Tally the lines in the following entries that include the word "title"; state only the total.

(Some records)
====

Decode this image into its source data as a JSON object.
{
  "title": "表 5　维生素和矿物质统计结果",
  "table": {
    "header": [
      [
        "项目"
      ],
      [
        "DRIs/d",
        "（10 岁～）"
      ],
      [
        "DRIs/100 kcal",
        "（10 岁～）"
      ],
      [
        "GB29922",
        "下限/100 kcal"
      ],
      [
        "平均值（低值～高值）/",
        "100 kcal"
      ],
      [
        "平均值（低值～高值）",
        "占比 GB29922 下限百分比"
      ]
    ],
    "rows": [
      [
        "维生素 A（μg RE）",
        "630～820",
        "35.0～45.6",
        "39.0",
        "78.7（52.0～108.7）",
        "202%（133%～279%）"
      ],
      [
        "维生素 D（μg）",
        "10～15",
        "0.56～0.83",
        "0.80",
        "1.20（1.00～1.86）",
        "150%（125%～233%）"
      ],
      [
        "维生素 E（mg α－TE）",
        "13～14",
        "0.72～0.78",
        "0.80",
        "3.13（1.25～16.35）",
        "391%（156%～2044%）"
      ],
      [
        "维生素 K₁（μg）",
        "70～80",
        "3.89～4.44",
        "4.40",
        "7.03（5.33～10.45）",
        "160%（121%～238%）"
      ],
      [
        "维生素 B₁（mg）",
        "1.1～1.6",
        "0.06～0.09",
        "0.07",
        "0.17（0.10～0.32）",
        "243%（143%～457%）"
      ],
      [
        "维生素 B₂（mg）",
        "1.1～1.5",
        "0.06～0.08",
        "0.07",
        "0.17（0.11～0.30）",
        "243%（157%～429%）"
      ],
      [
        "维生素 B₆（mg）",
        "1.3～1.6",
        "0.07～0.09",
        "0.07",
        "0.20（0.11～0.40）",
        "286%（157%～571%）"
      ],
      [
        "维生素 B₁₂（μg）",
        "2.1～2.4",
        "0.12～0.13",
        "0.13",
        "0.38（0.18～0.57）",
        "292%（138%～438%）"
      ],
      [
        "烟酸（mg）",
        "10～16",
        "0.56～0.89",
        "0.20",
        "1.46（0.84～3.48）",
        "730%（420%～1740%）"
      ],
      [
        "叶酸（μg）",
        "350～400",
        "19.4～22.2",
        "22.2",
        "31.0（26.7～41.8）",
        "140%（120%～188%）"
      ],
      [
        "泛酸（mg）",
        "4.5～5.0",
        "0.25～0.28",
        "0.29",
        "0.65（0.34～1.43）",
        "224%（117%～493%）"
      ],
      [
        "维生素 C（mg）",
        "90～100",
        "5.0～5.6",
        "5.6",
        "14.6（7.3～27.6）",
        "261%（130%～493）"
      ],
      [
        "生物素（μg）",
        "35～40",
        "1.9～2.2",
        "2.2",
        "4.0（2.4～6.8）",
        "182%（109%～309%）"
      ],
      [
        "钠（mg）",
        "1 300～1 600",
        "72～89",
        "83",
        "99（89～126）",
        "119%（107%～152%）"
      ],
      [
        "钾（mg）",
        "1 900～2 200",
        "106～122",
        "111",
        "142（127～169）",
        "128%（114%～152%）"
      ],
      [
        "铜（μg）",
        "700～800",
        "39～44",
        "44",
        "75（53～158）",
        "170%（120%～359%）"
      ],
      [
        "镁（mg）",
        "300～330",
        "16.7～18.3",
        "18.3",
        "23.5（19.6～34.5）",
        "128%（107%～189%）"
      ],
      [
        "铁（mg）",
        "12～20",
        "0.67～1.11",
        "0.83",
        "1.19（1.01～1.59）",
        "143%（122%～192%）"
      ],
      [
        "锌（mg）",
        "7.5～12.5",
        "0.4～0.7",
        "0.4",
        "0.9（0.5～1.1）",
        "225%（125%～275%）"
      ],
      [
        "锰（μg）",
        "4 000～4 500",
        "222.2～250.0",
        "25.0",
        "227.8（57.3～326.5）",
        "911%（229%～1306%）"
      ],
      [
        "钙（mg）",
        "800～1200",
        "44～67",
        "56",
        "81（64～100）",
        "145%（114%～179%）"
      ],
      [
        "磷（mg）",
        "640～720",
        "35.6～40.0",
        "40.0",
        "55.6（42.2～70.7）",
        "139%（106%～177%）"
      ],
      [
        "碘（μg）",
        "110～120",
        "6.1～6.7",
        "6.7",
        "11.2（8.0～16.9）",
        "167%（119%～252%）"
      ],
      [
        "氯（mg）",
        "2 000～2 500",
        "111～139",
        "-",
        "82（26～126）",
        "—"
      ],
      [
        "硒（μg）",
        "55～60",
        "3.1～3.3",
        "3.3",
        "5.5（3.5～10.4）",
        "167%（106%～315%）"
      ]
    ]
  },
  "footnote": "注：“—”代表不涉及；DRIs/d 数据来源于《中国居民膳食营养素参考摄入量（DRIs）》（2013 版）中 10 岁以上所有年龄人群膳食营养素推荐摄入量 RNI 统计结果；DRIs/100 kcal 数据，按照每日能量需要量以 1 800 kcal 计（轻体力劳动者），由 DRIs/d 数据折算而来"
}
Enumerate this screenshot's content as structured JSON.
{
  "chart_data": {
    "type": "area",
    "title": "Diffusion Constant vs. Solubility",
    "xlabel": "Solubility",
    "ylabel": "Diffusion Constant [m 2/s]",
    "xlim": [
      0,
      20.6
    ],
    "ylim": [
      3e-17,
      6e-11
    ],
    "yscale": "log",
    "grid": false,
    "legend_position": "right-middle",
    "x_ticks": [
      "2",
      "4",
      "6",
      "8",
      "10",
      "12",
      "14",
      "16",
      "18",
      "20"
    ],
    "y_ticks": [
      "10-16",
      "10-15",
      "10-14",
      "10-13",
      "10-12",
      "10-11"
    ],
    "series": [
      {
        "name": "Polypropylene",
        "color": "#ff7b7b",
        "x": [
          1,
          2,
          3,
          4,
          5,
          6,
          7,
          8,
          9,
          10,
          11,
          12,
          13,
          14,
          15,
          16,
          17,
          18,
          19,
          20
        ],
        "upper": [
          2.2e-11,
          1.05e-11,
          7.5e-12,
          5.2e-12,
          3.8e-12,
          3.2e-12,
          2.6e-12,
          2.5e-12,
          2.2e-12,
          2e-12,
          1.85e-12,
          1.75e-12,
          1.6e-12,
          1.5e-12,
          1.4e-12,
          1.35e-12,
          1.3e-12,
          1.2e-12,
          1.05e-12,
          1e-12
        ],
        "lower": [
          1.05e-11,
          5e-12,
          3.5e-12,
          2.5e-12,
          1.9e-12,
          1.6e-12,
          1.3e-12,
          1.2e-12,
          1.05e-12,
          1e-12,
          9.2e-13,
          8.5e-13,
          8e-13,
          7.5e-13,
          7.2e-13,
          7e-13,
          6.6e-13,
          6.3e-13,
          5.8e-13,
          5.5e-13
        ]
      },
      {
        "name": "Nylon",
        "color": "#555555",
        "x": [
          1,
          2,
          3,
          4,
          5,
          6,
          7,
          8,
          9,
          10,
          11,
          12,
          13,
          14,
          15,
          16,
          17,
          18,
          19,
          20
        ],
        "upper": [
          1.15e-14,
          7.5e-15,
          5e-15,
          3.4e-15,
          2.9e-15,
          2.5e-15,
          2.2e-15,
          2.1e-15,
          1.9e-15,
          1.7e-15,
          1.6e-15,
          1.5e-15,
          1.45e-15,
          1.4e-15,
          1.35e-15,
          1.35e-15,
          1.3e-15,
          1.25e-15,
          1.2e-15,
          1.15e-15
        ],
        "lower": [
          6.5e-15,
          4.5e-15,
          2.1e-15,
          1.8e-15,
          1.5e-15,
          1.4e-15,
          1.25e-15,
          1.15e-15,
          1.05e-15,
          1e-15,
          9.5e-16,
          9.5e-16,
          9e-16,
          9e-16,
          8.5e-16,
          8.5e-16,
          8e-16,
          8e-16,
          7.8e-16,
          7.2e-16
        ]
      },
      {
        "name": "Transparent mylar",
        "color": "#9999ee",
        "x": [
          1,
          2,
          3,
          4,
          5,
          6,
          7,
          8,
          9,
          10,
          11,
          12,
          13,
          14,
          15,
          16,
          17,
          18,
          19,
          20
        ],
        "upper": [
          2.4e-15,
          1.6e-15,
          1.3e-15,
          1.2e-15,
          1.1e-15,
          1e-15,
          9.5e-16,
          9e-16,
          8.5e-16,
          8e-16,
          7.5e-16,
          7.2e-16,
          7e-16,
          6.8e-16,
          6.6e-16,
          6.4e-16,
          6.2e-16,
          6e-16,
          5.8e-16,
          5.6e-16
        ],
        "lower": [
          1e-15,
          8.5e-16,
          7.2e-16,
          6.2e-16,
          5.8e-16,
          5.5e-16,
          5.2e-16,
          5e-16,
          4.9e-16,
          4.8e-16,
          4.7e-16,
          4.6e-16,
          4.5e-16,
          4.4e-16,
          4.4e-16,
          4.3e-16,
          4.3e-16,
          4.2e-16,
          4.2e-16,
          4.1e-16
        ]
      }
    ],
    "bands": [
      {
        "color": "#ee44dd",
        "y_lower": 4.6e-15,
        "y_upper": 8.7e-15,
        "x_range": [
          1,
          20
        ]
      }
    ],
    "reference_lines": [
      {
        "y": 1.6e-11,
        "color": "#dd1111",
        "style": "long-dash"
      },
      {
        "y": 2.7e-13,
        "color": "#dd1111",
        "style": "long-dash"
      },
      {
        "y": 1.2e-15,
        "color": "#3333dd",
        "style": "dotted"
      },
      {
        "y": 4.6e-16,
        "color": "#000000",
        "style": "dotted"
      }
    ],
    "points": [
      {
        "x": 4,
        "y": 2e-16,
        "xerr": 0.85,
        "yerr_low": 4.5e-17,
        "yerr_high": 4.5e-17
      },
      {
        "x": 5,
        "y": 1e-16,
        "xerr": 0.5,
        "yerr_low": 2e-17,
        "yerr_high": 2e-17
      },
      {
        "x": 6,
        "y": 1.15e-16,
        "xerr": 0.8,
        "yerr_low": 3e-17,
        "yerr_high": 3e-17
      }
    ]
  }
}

====

**RESULT FOR THIS TASK**: 2